Given exercise
Give the count of lines holding the string "Samuel" and nothing else.
══ Data provided
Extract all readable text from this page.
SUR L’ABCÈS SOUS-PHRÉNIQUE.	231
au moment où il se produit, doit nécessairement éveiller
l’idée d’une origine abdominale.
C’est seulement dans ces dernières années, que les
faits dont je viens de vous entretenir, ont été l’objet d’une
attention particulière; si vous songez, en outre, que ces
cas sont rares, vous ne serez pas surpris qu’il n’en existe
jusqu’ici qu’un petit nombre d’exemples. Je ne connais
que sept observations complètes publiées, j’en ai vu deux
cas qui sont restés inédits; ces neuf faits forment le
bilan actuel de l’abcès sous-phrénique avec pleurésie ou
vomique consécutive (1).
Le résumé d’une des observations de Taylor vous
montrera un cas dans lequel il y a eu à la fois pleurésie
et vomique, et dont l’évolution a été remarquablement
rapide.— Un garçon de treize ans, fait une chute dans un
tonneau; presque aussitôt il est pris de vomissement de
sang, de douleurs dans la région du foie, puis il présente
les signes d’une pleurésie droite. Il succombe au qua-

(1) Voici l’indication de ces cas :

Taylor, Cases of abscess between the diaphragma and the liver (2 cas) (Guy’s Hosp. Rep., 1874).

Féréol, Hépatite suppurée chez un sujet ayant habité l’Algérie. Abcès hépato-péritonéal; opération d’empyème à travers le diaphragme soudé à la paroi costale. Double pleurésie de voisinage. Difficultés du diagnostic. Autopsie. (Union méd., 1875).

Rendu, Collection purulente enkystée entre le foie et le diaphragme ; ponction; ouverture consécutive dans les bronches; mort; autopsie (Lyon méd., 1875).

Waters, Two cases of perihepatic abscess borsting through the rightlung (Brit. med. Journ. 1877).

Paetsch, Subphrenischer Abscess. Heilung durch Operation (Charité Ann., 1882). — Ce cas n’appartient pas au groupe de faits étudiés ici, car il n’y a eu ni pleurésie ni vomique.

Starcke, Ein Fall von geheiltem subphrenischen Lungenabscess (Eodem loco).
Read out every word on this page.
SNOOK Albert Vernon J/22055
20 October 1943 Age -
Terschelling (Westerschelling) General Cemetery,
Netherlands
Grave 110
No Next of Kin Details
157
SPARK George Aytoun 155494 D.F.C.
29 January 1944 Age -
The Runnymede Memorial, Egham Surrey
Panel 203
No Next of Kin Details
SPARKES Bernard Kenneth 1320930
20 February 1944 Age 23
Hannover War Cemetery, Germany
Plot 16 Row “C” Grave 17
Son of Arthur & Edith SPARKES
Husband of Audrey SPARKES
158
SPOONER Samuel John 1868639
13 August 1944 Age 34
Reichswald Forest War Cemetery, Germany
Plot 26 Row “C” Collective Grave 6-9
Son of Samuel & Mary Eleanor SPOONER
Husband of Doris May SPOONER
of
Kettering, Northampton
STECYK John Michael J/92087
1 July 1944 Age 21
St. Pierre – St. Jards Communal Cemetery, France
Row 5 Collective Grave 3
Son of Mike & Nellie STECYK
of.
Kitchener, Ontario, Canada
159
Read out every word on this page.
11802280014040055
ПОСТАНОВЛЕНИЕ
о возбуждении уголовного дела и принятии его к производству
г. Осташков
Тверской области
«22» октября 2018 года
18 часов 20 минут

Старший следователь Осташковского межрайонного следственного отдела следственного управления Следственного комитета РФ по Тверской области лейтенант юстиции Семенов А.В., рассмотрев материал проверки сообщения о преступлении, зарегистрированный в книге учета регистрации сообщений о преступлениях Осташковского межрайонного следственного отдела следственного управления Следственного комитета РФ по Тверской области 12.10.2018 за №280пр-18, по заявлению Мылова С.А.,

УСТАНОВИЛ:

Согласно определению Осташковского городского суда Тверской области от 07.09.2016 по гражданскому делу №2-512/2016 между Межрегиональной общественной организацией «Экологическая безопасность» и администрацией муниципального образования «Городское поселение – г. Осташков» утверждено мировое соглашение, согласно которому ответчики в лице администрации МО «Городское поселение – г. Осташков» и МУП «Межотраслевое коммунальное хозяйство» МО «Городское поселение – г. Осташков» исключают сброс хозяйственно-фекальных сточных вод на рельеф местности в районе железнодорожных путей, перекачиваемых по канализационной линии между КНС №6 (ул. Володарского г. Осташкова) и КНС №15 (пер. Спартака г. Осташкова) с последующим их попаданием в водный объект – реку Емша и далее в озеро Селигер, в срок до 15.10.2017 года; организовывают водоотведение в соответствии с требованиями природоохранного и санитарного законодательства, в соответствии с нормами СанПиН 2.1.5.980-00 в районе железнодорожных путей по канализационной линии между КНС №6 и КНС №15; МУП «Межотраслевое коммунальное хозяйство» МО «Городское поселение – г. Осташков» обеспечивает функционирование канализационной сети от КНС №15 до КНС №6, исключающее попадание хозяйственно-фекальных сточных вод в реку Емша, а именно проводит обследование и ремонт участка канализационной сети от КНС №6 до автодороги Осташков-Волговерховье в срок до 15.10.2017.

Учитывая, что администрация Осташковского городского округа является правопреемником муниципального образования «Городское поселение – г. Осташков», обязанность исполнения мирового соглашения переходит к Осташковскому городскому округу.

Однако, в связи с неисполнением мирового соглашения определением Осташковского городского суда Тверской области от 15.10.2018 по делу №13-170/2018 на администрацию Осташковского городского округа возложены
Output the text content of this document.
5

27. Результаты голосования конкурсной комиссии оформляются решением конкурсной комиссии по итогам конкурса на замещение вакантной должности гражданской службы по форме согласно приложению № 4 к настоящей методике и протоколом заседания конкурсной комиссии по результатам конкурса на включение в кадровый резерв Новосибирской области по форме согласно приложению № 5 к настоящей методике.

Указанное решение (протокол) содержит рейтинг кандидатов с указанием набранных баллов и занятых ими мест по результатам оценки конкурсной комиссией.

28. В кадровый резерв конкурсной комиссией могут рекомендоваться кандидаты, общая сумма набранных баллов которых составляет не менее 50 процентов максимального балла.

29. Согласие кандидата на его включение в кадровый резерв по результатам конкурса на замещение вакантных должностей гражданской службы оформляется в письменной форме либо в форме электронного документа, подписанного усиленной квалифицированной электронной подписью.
════
Expected answer
2